**Description of the task:**
Without the pictures, reproduce the records that follow exactly.

**Exercise data:**
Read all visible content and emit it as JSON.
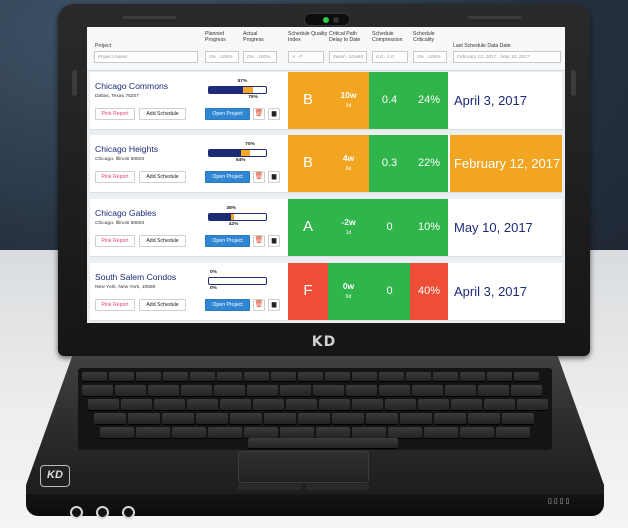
{
  "brand": {
    "lid_logo": "KD",
    "badge": "KD"
  },
  "header": {
    "columns": [
      {
        "label": "Project",
        "field": "Project Name"
      },
      {
        "label": "Planned Progress",
        "field": "0% - 100%"
      },
      {
        "label": "Actual Progress",
        "field": "0% - 100%"
      },
      {
        "label": "Schedule Quality Index",
        "field": "A - F"
      },
      {
        "label": "Critical Path Delay to Date",
        "field": "0w0d - 52w6d"
      },
      {
        "label": "Schedule Compression",
        "field": "0.0 - 1.0"
      },
      {
        "label": "Schedule Criticality",
        "field": "0% - 100%"
      },
      {
        "label": "Last Schedule Data Date",
        "field": "February 12, 2017 - May 10, 2017"
      }
    ]
  },
  "buttons": {
    "pink": "Pink Report",
    "add": "Add Schedule",
    "open": "Open Project"
  },
  "rows": [
    {
      "name": "Chicago Commons",
      "address": "Dallas, Texas 75207",
      "planned": "57%",
      "actual": "75%",
      "planned_frac": 0.57,
      "actual_frac": 0.75,
      "grade": "B",
      "delay": "10w",
      "delay_sub": "5d",
      "compression": "0.4",
      "criticality": "24%",
      "date": "April 3, 2017",
      "grade_color": "#f2a521",
      "delay_color": "#f2a521",
      "comp_color": "#2fb54a",
      "crit_color": "#2fb54a",
      "date_color": "#ffffff"
    },
    {
      "name": "Chicago Heights",
      "address": "Chicago, Illinois 60604",
      "planned": "70%",
      "actual": "54%",
      "planned_frac": 0.7,
      "actual_frac": 0.54,
      "grade": "B",
      "delay": "4w",
      "delay_sub": "6d",
      "compression": "0.3",
      "criticality": "22%",
      "date": "February 12, 2017",
      "grade_color": "#f2a521",
      "delay_color": "#f2a521",
      "comp_color": "#2fb54a",
      "crit_color": "#2fb54a",
      "date_color": "#f2a521"
    },
    {
      "name": "Chicago Gables",
      "address": "Chicago, Illinois 60604",
      "planned": "38%",
      "actual": "42%",
      "planned_frac": 0.38,
      "actual_frac": 0.42,
      "grade": "A",
      "delay": "-2w",
      "delay_sub": "1d",
      "compression": "0",
      "criticality": "10%",
      "date": "May 10, 2017",
      "grade_color": "#2fb54a",
      "delay_color": "#2fb54a",
      "comp_color": "#2fb54a",
      "crit_color": "#2fb54a",
      "date_color": "#ffffff"
    },
    {
      "name": "South Salem Condos",
      "address": "New York, New York, 10590",
      "planned": "0%",
      "actual": "0%",
      "planned_frac": 0.0,
      "actual_frac": 0.0,
      "grade": "F",
      "delay": "0w",
      "delay_sub": "6d",
      "compression": "0",
      "criticality": "40%",
      "date": "April 3, 2017",
      "grade_color": "#ef4e36",
      "delay_color": "#2fb54a",
      "comp_color": "#2fb54a",
      "crit_color": "#ef4e36",
      "date_color": "#ffffff"
    }
  ]
}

**Result of the exercise:**
Read all visible content and emit it as JSON.
{
  "brand": {
    "lid_logo": "KD",
    "badge": "KD"
  },
  "header": {
    "columns": [
      {
        "label": "Project",
        "field": "Project Name"
      },
      {
        "label": "Planned Progress",
        "field": "0% - 100%"
      },
      {
        "label": "Actual Progress",
        "field": "0% - 100%"
      },
      {
        "label": "Schedule Quality Index",
        "field": "A - F"
      },
      {
        "label": "Critical Path Delay to Date",
        "field": "0w0d - 52w6d"
      },
      {
        "label": "Schedule Compression",
        "field": "0.0 - 1.0"
      },
      {
        "label": "Schedule Criticality",
        "field": "0% - 100%"
      },
      {
        "label": "Last Schedule Data Date",
        "field": "February 12, 2017 - May 10, 2017"
      }
    ]
  },
  "buttons": {
    "pink": "Pink Report",
    "add": "Add Schedule",
    "open": "Open Project"
  },
  "rows": [
    {
      "name": "Chicago Commons",
      "address": "Dallas, Texas 75207",
      "planned": "57%",
      "actual": "75%",
      "planned_frac": 0.57,
      "actual_frac": 0.75,
      "grade": "B",
      "delay": "10w",
      "delay_sub": "5d",
      "compression": "0.4",
      "criticality": "24%",
      "date": "April 3, 2017",
      "grade_color": "#f2a521",
      "delay_color": "#f2a521",
      "comp_color": "#2fb54a",
      "crit_color": "#2fb54a",
      "date_color": "#ffffff"
    },
    {
      "name": "Chicago Heights",
      "address": "Chicago, Illinois 60604",
      "planned": "70%",
      "actual": "54%",
      "planned_frac": 0.7,
      "actual_frac": 0.54,
      "grade": "B",
      "delay": "4w",
      "delay_sub": "6d",
      "compression": "0.3",
      "criticality": "22%",
      "date": "February 12, 2017",
      "grade_color": "#f2a521",
      "delay_color": "#f2a521",
      "comp_color": "#2fb54a",
      "crit_color": "#2fb54a",
      "date_color": "#f2a521"
    },
    {
      "name": "Chicago Gables",
      "address": "Chicago, Illinois 60604",
      "planned": "38%",
      "actual": "42%",
      "planned_frac": 0.38,
      "actual_frac": 0.42,
      "grade": "A",
      "delay": "-2w",
      "delay_sub": "1d",
      "compression": "0",
      "criticality": "10%",
      "date": "May 10, 2017",
      "grade_color": "#2fb54a",
      "delay_color": "#2fb54a",
      "comp_color": "#2fb54a",
      "crit_color": "#2fb54a",
      "date_color": "#ffffff"
    },
    {
      "name": "South Salem Condos",
      "address": "New York, New York, 10590",
      "planned": "0%",
      "actual": "0%",
      "planned_frac": 0.0,
      "actual_frac": 0.0,
      "grade": "F",
      "delay": "0w",
      "delay_sub": "6d",
      "compression": "0",
      "criticality": "40%",
      "date": "April 3, 2017",
      "grade_color": "#ef4e36",
      "delay_color": "#2fb54a",
      "comp_color": "#2fb54a",
      "crit_color": "#ef4e36",
      "date_color": "#ffffff"
    }
  ]
}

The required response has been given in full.